───── EXCERPTED RECORDS ─────

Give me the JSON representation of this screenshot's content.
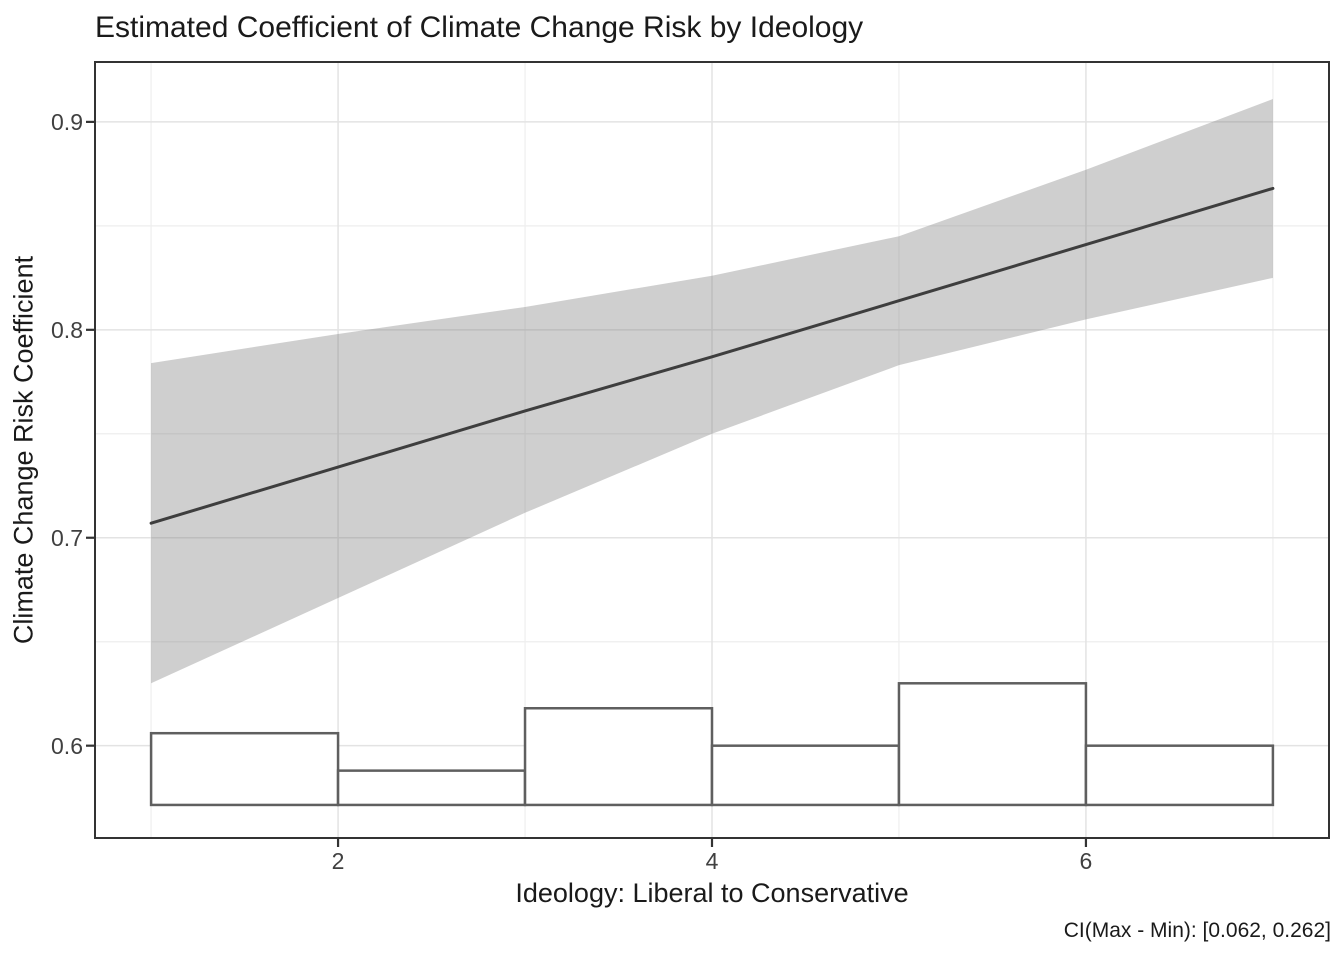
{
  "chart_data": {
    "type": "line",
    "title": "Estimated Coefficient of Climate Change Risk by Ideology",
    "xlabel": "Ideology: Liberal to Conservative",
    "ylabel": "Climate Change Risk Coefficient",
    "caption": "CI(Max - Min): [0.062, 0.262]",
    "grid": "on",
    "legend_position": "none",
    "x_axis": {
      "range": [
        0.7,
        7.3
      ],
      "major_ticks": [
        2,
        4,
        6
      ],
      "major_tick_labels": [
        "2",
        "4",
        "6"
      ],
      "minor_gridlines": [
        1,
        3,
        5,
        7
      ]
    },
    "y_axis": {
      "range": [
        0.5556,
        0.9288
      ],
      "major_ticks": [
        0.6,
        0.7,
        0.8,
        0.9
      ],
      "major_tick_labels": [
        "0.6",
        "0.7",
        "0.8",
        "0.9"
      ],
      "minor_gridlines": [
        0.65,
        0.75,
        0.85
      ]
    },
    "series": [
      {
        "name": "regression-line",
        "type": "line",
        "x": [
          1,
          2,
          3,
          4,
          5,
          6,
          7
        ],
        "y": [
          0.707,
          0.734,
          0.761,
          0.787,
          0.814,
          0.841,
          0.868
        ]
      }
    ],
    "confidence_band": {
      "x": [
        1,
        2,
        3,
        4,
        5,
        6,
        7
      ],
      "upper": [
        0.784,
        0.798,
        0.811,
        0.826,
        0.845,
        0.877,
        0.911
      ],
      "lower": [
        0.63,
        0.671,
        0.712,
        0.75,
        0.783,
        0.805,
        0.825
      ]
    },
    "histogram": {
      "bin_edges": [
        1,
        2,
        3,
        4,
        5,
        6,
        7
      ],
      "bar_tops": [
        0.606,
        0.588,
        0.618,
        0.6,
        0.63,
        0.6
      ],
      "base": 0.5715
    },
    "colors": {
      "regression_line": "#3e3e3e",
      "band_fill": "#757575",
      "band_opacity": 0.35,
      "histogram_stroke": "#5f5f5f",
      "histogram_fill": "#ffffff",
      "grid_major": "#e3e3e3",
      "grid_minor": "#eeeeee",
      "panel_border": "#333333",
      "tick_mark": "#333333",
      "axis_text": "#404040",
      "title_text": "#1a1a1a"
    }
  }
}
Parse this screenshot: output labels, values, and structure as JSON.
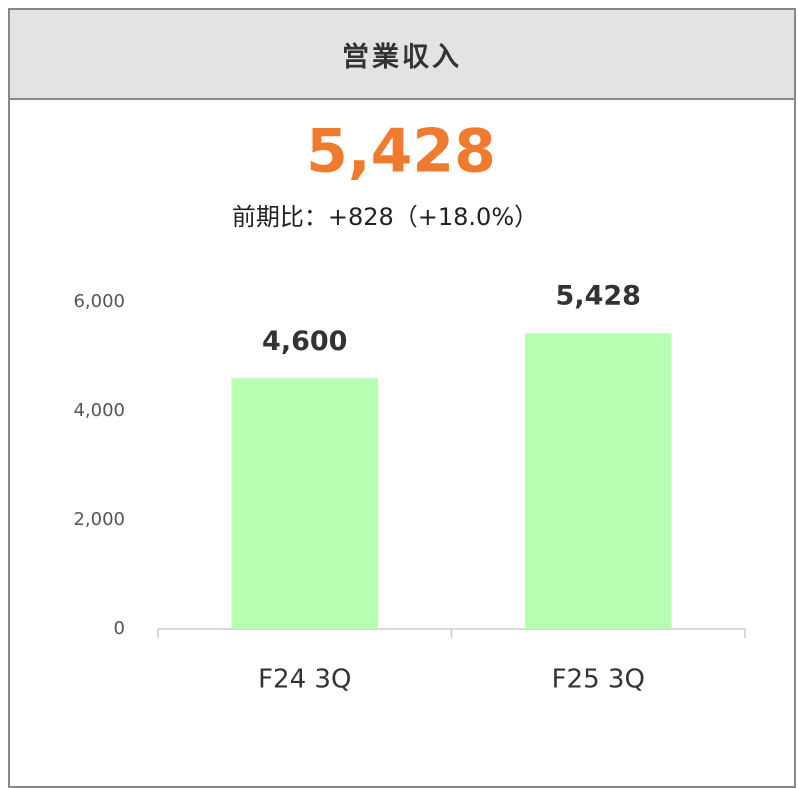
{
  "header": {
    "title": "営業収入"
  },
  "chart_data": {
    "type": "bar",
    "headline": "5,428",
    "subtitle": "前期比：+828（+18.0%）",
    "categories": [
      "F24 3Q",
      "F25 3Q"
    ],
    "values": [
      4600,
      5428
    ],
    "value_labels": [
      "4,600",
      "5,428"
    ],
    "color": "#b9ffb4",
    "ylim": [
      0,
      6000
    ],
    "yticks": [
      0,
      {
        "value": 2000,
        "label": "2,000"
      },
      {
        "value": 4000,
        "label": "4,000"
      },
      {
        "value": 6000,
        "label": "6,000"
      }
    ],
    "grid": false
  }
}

─────
───── EXCERPTED RECORDS ─────

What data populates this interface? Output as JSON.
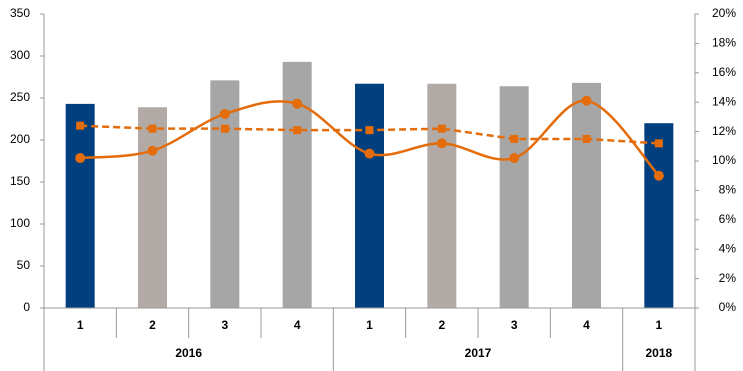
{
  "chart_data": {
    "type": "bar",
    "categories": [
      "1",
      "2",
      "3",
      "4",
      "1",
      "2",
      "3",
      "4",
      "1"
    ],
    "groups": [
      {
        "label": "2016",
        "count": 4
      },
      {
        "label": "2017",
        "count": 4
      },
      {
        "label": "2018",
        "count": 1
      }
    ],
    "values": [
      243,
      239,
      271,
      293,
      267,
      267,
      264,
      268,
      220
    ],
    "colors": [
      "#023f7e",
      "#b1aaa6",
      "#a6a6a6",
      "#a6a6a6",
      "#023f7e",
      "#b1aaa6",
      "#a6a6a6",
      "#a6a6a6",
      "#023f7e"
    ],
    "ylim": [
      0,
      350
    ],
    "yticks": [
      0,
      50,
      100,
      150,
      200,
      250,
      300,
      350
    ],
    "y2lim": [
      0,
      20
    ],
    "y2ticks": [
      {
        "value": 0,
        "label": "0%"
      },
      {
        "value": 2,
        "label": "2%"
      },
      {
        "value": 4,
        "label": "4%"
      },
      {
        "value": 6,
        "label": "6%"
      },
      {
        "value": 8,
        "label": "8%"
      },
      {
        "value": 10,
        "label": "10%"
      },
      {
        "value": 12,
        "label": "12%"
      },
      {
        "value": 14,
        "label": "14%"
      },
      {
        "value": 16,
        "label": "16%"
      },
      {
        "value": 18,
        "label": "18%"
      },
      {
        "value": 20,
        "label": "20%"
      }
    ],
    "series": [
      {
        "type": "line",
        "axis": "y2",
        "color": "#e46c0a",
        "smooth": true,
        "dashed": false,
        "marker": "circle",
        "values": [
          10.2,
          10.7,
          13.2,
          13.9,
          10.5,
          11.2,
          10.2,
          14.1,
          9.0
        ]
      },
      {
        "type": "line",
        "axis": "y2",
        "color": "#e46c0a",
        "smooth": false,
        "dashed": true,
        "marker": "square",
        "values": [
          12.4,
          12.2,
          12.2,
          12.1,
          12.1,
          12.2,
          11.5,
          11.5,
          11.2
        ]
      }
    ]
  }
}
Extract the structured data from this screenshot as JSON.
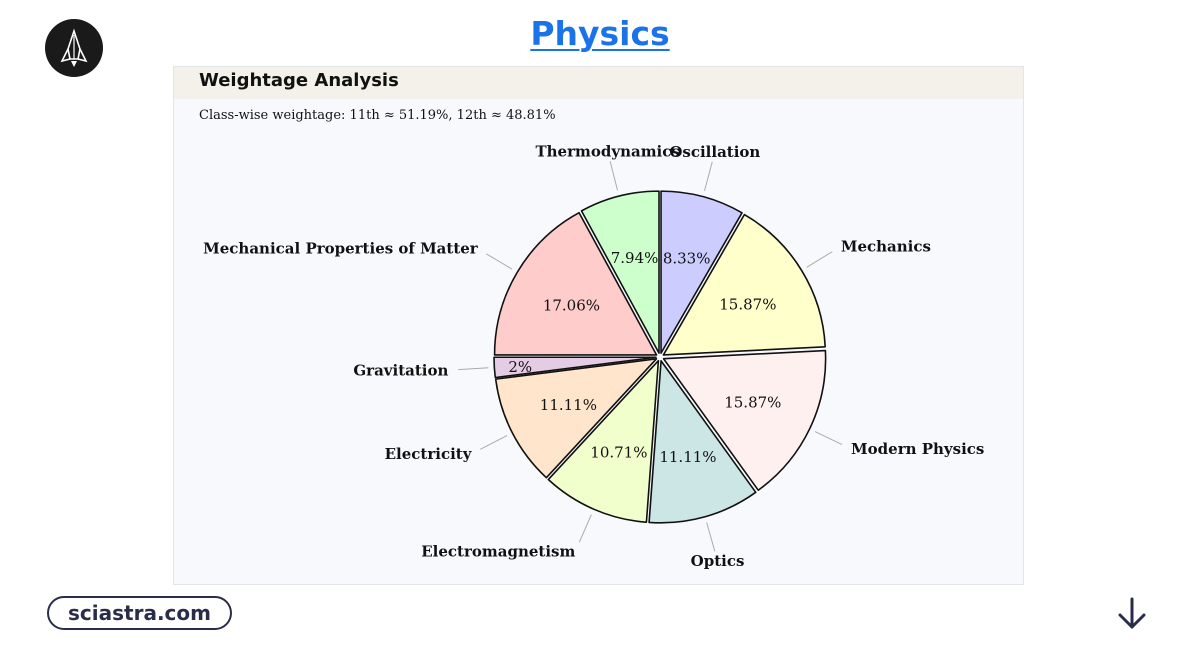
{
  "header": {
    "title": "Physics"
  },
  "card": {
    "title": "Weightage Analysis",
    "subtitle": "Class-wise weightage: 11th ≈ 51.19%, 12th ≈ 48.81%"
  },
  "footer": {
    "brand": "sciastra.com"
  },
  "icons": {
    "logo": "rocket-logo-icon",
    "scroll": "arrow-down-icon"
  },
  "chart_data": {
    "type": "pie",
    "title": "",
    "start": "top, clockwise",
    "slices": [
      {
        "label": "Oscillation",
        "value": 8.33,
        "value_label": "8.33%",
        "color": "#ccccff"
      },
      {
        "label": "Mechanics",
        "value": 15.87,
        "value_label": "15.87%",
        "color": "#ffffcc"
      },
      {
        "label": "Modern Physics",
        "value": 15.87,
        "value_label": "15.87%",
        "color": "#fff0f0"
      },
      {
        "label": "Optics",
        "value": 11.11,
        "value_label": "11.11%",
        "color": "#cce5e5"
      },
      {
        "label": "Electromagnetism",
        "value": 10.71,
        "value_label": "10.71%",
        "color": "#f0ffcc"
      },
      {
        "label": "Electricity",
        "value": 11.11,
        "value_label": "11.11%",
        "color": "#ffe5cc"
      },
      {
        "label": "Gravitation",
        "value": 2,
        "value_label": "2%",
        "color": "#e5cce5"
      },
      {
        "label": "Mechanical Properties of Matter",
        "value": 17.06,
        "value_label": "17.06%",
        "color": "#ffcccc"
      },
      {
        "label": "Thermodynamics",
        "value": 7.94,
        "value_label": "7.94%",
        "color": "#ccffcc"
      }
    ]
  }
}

─────
───── EXCERPTED RECORDS ─────

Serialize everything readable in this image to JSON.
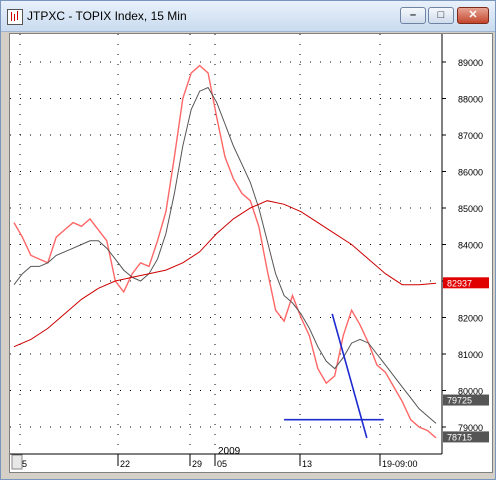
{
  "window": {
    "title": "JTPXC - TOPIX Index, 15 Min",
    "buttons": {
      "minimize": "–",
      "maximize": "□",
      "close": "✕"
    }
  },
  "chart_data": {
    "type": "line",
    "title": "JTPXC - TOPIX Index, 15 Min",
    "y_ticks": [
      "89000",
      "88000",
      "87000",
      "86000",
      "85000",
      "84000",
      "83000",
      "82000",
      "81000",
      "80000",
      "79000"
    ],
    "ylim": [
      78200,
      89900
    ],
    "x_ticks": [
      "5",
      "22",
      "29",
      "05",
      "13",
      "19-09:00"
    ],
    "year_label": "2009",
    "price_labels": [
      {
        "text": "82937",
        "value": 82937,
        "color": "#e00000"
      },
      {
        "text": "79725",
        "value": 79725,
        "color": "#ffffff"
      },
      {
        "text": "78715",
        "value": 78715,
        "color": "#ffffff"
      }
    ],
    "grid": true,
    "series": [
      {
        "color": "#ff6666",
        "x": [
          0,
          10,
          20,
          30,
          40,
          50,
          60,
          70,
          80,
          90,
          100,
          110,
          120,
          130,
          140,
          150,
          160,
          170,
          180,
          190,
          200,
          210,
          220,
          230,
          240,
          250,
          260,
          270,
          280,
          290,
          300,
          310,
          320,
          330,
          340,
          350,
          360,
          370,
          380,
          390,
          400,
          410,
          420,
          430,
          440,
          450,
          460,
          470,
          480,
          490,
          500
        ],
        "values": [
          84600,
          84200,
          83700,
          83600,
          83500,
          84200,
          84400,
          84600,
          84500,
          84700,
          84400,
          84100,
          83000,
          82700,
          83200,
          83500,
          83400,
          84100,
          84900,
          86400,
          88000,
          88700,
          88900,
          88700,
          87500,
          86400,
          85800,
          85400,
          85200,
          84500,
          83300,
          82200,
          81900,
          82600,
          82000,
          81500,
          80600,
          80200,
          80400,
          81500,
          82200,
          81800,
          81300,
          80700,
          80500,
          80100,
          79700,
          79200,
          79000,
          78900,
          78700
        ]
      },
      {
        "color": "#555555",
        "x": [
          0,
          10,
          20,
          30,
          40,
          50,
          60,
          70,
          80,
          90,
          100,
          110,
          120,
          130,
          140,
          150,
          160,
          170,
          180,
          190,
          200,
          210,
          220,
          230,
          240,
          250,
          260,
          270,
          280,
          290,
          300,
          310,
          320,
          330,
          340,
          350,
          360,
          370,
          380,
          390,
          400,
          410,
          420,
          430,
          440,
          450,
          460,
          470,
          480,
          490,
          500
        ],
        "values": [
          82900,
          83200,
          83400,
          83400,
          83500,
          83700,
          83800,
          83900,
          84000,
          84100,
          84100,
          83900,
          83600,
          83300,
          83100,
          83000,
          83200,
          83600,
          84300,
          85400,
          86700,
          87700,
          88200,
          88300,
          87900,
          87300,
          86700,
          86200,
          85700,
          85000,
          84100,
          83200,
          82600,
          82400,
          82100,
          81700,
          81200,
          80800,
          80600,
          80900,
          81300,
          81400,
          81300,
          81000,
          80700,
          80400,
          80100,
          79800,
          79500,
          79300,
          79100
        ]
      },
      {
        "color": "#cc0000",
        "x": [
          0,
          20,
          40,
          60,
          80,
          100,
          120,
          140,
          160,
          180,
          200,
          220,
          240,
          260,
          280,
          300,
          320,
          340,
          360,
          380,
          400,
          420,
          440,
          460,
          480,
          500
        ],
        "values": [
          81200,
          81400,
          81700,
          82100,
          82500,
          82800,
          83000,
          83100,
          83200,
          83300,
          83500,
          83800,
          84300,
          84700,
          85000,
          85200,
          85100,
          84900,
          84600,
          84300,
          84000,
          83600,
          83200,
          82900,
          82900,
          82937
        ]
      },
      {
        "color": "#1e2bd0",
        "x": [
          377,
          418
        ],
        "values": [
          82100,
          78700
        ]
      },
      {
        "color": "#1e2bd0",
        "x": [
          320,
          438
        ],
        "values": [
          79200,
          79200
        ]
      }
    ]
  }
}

─────

EXERCISE GOAL: Pick every line with "Ideology" in it and copy it.

OUTPUT OF THE TASK:
    "title": "Estimated Coefficient of Climate Change Risk by Ideology",
    "xlabel": "Ideology: Liberal to Conservative",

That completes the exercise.